--- Start of Stored data ---

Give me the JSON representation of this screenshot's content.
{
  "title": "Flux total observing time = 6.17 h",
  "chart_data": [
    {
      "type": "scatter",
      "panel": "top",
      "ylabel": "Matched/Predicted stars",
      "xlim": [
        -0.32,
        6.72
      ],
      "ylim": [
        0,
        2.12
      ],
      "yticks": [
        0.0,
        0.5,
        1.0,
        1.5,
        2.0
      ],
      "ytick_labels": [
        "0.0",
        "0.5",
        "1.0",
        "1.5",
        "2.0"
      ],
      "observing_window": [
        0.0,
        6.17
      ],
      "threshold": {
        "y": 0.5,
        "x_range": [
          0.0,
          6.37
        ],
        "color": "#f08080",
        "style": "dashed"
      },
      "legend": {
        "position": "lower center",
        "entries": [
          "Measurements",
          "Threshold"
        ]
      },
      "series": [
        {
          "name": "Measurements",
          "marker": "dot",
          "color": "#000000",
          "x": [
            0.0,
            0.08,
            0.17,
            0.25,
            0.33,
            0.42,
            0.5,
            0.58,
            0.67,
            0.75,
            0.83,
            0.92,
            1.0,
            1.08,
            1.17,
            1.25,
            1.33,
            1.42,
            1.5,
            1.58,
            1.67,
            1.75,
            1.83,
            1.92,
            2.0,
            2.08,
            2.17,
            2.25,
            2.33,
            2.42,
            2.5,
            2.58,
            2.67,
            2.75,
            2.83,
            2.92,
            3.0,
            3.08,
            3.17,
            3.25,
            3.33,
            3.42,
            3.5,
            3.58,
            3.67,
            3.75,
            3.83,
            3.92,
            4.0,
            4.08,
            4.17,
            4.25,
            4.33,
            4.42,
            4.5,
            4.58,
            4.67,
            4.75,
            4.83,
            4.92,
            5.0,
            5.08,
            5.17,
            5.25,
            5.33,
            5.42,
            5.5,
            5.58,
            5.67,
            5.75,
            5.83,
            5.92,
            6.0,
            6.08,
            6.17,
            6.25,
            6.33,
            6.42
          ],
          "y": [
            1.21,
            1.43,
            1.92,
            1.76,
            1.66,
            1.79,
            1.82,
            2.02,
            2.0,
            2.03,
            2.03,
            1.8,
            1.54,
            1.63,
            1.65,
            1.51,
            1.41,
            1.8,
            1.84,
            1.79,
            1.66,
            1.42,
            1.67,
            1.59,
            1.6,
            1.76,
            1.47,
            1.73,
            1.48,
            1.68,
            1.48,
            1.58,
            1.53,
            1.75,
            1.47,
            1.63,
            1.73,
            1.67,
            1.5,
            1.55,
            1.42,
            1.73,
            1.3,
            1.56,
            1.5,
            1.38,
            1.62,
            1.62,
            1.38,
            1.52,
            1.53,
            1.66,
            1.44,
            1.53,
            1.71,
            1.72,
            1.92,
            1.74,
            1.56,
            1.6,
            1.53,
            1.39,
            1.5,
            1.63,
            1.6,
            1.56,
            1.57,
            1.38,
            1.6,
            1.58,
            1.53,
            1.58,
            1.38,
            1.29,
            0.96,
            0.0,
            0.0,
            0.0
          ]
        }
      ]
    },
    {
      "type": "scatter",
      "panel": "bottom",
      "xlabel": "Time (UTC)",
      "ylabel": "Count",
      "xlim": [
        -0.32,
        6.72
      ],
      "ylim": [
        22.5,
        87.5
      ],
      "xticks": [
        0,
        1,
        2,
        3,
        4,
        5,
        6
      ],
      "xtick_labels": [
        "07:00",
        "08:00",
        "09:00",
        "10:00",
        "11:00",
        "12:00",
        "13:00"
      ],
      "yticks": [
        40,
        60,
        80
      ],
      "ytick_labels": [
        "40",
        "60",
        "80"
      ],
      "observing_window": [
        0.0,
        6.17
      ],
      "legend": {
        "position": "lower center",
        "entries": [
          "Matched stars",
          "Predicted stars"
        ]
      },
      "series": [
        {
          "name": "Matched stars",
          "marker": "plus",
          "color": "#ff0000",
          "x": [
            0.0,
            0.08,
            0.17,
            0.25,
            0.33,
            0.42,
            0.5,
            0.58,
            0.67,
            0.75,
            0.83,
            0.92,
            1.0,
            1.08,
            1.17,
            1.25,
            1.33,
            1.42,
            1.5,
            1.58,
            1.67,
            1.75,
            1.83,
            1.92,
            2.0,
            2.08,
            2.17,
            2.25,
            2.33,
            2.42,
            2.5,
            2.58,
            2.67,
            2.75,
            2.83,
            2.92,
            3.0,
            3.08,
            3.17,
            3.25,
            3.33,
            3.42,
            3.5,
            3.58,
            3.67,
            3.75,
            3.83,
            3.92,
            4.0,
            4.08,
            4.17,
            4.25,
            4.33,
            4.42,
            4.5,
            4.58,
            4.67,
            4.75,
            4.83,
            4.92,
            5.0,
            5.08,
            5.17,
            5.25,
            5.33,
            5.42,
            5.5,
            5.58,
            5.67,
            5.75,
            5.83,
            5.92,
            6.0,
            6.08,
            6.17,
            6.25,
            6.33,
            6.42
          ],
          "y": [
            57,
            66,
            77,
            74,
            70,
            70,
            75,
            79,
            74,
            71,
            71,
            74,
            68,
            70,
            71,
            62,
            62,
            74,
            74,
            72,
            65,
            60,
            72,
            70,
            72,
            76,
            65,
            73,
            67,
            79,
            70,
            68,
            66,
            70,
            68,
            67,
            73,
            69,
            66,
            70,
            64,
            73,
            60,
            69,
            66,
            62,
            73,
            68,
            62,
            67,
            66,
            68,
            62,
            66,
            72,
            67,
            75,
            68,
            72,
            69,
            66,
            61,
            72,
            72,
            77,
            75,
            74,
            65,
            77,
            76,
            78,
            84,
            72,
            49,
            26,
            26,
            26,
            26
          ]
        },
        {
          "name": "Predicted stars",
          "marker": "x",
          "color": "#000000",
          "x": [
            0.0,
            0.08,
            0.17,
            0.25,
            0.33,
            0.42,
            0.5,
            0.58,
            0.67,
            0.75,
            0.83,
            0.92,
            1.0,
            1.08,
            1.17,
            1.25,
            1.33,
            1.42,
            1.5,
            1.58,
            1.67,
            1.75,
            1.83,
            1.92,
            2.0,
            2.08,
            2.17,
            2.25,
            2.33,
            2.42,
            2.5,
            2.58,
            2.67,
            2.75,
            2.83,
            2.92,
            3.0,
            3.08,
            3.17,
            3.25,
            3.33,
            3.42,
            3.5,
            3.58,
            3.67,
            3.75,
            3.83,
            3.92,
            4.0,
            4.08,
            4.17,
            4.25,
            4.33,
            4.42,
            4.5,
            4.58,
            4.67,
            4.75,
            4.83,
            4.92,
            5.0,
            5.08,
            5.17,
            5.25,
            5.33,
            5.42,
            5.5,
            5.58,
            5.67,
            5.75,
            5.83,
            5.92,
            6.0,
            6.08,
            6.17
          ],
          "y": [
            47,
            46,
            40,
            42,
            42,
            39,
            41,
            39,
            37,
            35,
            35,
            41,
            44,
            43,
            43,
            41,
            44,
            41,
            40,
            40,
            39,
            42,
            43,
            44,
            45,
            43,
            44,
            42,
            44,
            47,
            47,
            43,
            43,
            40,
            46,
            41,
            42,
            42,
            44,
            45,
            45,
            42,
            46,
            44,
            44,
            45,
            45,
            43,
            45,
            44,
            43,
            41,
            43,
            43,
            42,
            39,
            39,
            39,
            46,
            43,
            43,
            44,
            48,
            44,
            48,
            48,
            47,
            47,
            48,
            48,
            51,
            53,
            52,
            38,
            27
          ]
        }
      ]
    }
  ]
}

--- End of Stored data ---

# [The exercise]
Your task is to repeat the data exactly; please include every line.

# [Complete answer]
Give me the JSON representation of this screenshot's content.
{
  "title": "Flux total observing time = 6.17 h",
  "chart_data": [
    {
      "type": "scatter",
      "panel": "top",
      "ylabel": "Matched/Predicted stars",
      "xlim": [
        -0.32,
        6.72
      ],
      "ylim": [
        0,
        2.12
      ],
      "yticks": [
        0.0,
        0.5,
        1.0,
        1.5,
        2.0
      ],
      "ytick_labels": [
        "0.0",
        "0.5",
        "1.0",
        "1.5",
        "2.0"
      ],
      "observing_window": [
        0.0,
        6.17
      ],
      "threshold": {
        "y": 0.5,
        "x_range": [
          0.0,
          6.37
        ],
        "color": "#f08080",
        "style": "dashed"
      },
      "legend": {
        "position": "lower center",
        "entries": [
          "Measurements",
          "Threshold"
        ]
      },
      "series": [
        {
          "name": "Measurements",
          "marker": "dot",
          "color": "#000000",
          "x": [
            0.0,
            0.08,
            0.17,
            0.25,
            0.33,
            0.42,
            0.5,
            0.58,
            0.67,
            0.75,
            0.83,
            0.92,
            1.0,
            1.08,
            1.17,
            1.25,
            1.33,
            1.42,
            1.5,
            1.58,
            1.67,
            1.75,
            1.83,
            1.92,
            2.0,
            2.08,
            2.17,
            2.25,
            2.33,
            2.42,
            2.5,
            2.58,
            2.67,
            2.75,
            2.83,
            2.92,
            3.0,
            3.08,
            3.17,
            3.25,
            3.33,
            3.42,
            3.5,
            3.58,
            3.67,
            3.75,
            3.83,
            3.92,
            4.0,
            4.08,
            4.17,
            4.25,
            4.33,
            4.42,
            4.5,
            4.58,
            4.67,
            4.75,
            4.83,
            4.92,
            5.0,
            5.08,
            5.17,
            5.25,
            5.33,
            5.42,
            5.5,
            5.58,
            5.67,
            5.75,
            5.83,
            5.92,
            6.0,
            6.08,
            6.17,
            6.25,
            6.33,
            6.42
          ],
          "y": [
            1.21,
            1.43,
            1.92,
            1.76,
            1.66,
            1.79,
            1.82,
            2.02,
            2.0,
            2.03,
            2.03,
            1.8,
            1.54,
            1.63,
            1.65,
            1.51,
            1.41,
            1.8,
            1.84,
            1.79,
            1.66,
            1.42,
            1.67,
            1.59,
            1.6,
            1.76,
            1.47,
            1.73,
            1.48,
            1.68,
            1.48,
            1.58,
            1.53,
            1.75,
            1.47,
            1.63,
            1.73,
            1.67,
            1.5,
            1.55,
            1.42,
            1.73,
            1.3,
            1.56,
            1.5,
            1.38,
            1.62,
            1.62,
            1.38,
            1.52,
            1.53,
            1.66,
            1.44,
            1.53,
            1.71,
            1.72,
            1.92,
            1.74,
            1.56,
            1.6,
            1.53,
            1.39,
            1.5,
            1.63,
            1.6,
            1.56,
            1.57,
            1.38,
            1.6,
            1.58,
            1.53,
            1.58,
            1.38,
            1.29,
            0.96,
            0.0,
            0.0,
            0.0
          ]
        }
      ]
    },
    {
      "type": "scatter",
      "panel": "bottom",
      "xlabel": "Time (UTC)",
      "ylabel": "Count",
      "xlim": [
        -0.32,
        6.72
      ],
      "ylim": [
        22.5,
        87.5
      ],
      "xticks": [
        0,
        1,
        2,
        3,
        4,
        5,
        6
      ],
      "xtick_labels": [
        "07:00",
        "08:00",
        "09:00",
        "10:00",
        "11:00",
        "12:00",
        "13:00"
      ],
      "yticks": [
        40,
        60,
        80
      ],
      "ytick_labels": [
        "40",
        "60",
        "80"
      ],
      "observing_window": [
        0.0,
        6.17
      ],
      "legend": {
        "position": "lower center",
        "entries": [
          "Matched stars",
          "Predicted stars"
        ]
      },
      "series": [
        {
          "name": "Matched stars",
          "marker": "plus",
          "color": "#ff0000",
          "x": [
            0.0,
            0.08,
            0.17,
            0.25,
            0.33,
            0.42,
            0.5,
            0.58,
            0.67,
            0.75,
            0.83,
            0.92,
            1.0,
            1.08,
            1.17,
            1.25,
            1.33,
            1.42,
            1.5,
            1.58,
            1.67,
            1.75,
            1.83,
            1.92,
            2.0,
            2.08,
            2.17,
            2.25,
            2.33,
            2.42,
            2.5,
            2.58,
            2.67,
            2.75,
            2.83,
            2.92,
            3.0,
            3.08,
            3.17,
            3.25,
            3.33,
            3.42,
            3.5,
            3.58,
            3.67,
            3.75,
            3.83,
            3.92,
            4.0,
            4.08,
            4.17,
            4.25,
            4.33,
            4.42,
            4.5,
            4.58,
            4.67,
            4.75,
            4.83,
            4.92,
            5.0,
            5.08,
            5.17,
            5.25,
            5.33,
            5.42,
            5.5,
            5.58,
            5.67,
            5.75,
            5.83,
            5.92,
            6.0,
            6.08,
            6.17,
            6.25,
            6.33,
            6.42
          ],
          "y": [
            57,
            66,
            77,
            74,
            70,
            70,
            75,
            79,
            74,
            71,
            71,
            74,
            68,
            70,
            71,
            62,
            62,
            74,
            74,
            72,
            65,
            60,
            72,
            70,
            72,
            76,
            65,
            73,
            67,
            79,
            70,
            68,
            66,
            70,
            68,
            67,
            73,
            69,
            66,
            70,
            64,
            73,
            60,
            69,
            66,
            62,
            73,
            68,
            62,
            67,
            66,
            68,
            62,
            66,
            72,
            67,
            75,
            68,
            72,
            69,
            66,
            61,
            72,
            72,
            77,
            75,
            74,
            65,
            77,
            76,
            78,
            84,
            72,
            49,
            26,
            26,
            26,
            26
          ]
        },
        {
          "name": "Predicted stars",
          "marker": "x",
          "color": "#000000",
          "x": [
            0.0,
            0.08,
            0.17,
            0.25,
            0.33,
            0.42,
            0.5,
            0.58,
            0.67,
            0.75,
            0.83,
            0.92,
            1.0,
            1.08,
            1.17,
            1.25,
            1.33,
            1.42,
            1.5,
            1.58,
            1.67,
            1.75,
            1.83,
            1.92,
            2.0,
            2.08,
            2.17,
            2.25,
            2.33,
            2.42,
            2.5,
            2.58,
            2.67,
            2.75,
            2.83,
            2.92,
            3.0,
            3.08,
            3.17,
            3.25,
            3.33,
            3.42,
            3.5,
            3.58,
            3.67,
            3.75,
            3.83,
            3.92,
            4.0,
            4.08,
            4.17,
            4.25,
            4.33,
            4.42,
            4.5,
            4.58,
            4.67,
            4.75,
            4.83,
            4.92,
            5.0,
            5.08,
            5.17,
            5.25,
            5.33,
            5.42,
            5.5,
            5.58,
            5.67,
            5.75,
            5.83,
            5.92,
            6.0,
            6.08,
            6.17
          ],
          "y": [
            47,
            46,
            40,
            42,
            42,
            39,
            41,
            39,
            37,
            35,
            35,
            41,
            44,
            43,
            43,
            41,
            44,
            41,
            40,
            40,
            39,
            42,
            43,
            44,
            45,
            43,
            44,
            42,
            44,
            47,
            47,
            43,
            43,
            40,
            46,
            41,
            42,
            42,
            44,
            45,
            45,
            42,
            46,
            44,
            44,
            45,
            45,
            43,
            45,
            44,
            43,
            41,
            43,
            43,
            42,
            39,
            39,
            39,
            46,
            43,
            43,
            44,
            48,
            44,
            48,
            48,
            47,
            47,
            48,
            48,
            51,
            53,
            52,
            38,
            27
          ]
        }
      ]
    }
  ]
}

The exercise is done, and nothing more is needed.